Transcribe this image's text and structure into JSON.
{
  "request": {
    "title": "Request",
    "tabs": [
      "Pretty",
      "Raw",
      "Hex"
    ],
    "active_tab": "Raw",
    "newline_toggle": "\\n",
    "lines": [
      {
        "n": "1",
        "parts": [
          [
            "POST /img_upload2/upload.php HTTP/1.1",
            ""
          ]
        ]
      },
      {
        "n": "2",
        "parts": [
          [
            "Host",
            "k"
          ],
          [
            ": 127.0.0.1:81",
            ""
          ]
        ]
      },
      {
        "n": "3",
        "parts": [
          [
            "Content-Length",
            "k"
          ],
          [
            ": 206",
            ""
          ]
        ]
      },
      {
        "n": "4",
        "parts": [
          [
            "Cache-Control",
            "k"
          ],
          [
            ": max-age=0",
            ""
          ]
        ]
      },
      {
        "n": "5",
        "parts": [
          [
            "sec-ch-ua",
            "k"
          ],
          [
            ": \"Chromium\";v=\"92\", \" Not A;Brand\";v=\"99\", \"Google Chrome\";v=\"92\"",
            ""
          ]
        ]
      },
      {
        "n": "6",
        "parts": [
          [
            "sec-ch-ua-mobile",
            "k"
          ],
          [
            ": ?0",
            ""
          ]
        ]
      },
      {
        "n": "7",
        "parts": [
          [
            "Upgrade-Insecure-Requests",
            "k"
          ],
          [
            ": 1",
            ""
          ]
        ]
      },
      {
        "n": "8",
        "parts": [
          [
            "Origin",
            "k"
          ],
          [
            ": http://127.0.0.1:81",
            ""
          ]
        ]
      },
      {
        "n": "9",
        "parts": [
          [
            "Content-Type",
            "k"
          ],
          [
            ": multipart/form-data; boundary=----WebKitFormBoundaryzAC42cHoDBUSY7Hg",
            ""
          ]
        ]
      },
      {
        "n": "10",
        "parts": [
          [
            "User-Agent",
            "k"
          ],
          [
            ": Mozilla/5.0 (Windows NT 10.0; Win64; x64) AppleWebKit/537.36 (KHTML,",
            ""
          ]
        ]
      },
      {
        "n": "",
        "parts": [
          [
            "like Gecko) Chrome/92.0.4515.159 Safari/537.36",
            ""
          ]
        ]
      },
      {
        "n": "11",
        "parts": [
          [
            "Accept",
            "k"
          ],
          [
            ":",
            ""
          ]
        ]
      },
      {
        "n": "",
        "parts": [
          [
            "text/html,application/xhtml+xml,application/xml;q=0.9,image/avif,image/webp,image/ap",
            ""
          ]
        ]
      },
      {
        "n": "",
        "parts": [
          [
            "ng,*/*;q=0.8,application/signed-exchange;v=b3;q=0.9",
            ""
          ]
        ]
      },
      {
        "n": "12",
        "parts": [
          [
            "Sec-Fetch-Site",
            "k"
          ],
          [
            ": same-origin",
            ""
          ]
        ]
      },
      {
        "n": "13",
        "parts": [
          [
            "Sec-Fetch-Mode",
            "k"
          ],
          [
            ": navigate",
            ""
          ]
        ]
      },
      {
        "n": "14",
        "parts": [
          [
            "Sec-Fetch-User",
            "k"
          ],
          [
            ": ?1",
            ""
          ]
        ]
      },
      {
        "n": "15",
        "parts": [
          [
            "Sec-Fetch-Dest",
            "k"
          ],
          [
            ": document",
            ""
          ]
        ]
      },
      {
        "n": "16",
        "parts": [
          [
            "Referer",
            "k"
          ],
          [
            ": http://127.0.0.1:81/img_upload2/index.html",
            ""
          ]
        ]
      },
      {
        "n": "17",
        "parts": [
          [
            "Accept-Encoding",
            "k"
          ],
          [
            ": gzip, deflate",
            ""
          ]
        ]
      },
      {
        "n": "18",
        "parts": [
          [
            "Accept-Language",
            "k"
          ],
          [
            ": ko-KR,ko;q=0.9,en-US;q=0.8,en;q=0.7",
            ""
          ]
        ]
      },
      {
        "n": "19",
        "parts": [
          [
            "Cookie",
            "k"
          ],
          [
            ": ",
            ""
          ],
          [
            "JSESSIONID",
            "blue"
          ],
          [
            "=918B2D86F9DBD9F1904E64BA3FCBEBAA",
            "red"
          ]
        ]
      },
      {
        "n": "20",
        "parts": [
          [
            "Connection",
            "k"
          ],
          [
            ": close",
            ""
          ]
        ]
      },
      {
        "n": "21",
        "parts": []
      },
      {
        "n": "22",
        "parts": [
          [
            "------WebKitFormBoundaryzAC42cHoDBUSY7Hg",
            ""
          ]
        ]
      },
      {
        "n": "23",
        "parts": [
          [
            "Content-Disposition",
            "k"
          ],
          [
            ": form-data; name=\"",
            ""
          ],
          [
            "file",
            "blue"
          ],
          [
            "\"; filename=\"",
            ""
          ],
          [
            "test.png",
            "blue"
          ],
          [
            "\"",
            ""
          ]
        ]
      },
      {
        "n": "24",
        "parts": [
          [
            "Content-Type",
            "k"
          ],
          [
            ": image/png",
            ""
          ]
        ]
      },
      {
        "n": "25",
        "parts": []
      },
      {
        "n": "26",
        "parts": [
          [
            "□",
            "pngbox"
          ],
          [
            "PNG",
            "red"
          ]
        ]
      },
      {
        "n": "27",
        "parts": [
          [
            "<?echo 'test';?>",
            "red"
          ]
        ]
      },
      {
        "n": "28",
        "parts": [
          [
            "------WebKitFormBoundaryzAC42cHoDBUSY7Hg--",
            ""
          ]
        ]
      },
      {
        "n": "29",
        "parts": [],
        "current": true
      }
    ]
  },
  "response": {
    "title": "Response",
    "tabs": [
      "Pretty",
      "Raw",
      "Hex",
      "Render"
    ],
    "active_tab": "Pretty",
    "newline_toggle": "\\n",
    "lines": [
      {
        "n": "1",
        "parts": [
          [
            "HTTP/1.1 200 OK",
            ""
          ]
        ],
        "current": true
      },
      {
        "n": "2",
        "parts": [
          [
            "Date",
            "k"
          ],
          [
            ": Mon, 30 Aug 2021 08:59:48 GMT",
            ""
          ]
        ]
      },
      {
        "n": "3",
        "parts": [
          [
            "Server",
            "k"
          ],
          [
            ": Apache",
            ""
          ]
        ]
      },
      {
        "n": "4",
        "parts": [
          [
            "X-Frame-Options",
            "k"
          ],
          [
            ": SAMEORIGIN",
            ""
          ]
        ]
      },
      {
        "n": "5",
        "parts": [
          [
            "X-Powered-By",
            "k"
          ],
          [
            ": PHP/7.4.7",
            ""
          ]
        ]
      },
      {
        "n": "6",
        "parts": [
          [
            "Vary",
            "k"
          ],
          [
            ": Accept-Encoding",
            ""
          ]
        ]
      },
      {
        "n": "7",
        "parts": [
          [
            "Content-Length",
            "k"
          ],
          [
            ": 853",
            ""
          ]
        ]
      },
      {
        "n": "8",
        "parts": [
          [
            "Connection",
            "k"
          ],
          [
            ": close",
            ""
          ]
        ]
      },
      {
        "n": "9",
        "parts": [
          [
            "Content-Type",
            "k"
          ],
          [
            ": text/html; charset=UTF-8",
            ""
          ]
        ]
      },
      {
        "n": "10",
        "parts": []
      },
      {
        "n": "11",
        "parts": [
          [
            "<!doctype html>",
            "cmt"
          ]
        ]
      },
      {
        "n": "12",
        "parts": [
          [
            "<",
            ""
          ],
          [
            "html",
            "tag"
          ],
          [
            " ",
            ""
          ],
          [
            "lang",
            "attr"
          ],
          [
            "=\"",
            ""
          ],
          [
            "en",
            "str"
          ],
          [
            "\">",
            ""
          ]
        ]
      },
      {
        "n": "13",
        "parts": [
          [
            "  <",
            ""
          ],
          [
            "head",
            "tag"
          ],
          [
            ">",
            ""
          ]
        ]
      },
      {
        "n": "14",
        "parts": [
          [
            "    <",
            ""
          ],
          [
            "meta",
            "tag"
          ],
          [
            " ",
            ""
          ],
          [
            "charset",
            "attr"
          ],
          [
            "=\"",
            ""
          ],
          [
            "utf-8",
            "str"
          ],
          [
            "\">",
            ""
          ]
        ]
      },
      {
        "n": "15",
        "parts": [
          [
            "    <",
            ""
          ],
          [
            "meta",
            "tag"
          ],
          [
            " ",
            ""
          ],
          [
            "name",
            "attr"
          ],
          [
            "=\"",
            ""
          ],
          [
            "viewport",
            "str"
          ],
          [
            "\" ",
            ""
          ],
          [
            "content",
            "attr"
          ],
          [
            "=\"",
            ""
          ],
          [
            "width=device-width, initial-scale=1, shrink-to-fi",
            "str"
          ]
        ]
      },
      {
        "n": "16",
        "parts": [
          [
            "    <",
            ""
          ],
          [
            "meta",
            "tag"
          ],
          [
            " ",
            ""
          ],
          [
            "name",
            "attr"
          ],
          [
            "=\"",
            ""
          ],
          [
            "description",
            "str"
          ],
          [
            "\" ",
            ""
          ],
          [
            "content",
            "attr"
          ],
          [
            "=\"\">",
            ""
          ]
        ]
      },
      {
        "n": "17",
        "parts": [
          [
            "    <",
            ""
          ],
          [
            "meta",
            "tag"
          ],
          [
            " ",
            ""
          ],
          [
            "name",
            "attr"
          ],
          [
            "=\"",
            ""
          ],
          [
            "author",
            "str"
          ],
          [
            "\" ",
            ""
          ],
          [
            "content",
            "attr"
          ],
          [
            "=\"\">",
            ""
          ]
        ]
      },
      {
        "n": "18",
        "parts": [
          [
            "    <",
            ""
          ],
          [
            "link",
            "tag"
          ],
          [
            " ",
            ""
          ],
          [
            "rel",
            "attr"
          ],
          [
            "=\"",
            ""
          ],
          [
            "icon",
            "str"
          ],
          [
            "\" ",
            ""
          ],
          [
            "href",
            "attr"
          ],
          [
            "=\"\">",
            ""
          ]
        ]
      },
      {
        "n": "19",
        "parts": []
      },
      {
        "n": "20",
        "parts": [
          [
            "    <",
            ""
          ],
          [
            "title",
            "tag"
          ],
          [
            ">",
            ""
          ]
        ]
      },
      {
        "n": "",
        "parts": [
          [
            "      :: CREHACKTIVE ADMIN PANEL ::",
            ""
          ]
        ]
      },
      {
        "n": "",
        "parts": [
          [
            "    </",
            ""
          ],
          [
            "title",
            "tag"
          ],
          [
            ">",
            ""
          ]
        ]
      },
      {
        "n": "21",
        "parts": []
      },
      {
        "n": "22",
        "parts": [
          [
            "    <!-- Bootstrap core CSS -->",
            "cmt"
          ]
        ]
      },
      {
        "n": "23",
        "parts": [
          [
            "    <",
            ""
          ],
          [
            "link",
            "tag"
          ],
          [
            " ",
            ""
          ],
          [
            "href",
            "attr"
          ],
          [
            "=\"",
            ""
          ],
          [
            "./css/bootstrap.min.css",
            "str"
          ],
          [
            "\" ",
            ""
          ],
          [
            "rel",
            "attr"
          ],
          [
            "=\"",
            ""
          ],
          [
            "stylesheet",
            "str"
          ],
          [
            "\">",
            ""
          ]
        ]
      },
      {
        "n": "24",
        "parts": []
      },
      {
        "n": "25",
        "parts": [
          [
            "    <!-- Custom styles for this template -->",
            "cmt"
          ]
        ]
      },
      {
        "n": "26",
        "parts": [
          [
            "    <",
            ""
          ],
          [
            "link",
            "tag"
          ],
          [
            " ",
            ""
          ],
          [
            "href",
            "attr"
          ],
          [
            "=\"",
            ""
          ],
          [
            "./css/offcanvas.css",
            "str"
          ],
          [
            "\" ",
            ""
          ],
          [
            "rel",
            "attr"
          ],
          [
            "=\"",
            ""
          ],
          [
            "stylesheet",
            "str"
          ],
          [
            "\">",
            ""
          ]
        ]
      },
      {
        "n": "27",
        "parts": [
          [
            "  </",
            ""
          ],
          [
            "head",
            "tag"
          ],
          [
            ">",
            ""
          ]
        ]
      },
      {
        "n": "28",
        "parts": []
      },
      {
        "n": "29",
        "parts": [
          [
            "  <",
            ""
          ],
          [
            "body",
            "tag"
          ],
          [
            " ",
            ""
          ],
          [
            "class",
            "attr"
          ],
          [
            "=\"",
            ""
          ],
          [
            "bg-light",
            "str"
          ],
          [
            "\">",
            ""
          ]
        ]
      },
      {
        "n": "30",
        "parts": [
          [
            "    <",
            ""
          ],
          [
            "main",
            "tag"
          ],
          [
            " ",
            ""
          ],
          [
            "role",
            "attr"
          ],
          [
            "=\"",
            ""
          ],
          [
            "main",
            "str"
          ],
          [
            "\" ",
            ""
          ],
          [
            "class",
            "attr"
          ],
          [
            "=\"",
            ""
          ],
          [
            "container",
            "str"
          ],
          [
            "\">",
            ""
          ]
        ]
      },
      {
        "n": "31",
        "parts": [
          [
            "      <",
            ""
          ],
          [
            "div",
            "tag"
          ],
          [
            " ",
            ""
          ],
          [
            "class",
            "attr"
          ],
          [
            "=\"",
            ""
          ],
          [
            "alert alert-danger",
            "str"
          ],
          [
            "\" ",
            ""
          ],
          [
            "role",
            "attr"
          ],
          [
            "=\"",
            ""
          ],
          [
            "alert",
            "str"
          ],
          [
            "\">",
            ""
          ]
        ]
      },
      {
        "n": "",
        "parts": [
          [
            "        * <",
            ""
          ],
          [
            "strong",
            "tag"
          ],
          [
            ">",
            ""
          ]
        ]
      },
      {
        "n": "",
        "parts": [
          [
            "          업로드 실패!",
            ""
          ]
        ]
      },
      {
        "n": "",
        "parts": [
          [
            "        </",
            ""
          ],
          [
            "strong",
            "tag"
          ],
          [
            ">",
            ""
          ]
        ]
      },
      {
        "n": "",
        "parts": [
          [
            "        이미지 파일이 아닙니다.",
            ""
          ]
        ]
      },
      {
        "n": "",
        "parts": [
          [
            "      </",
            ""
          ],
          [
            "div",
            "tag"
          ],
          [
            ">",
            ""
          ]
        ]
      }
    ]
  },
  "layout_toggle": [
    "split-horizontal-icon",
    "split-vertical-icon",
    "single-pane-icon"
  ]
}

+ + + +

● TO BE DONE:
Determine how many lines of this listing contain "icon", and give only the number.

● WRITTEN ANSWER:
4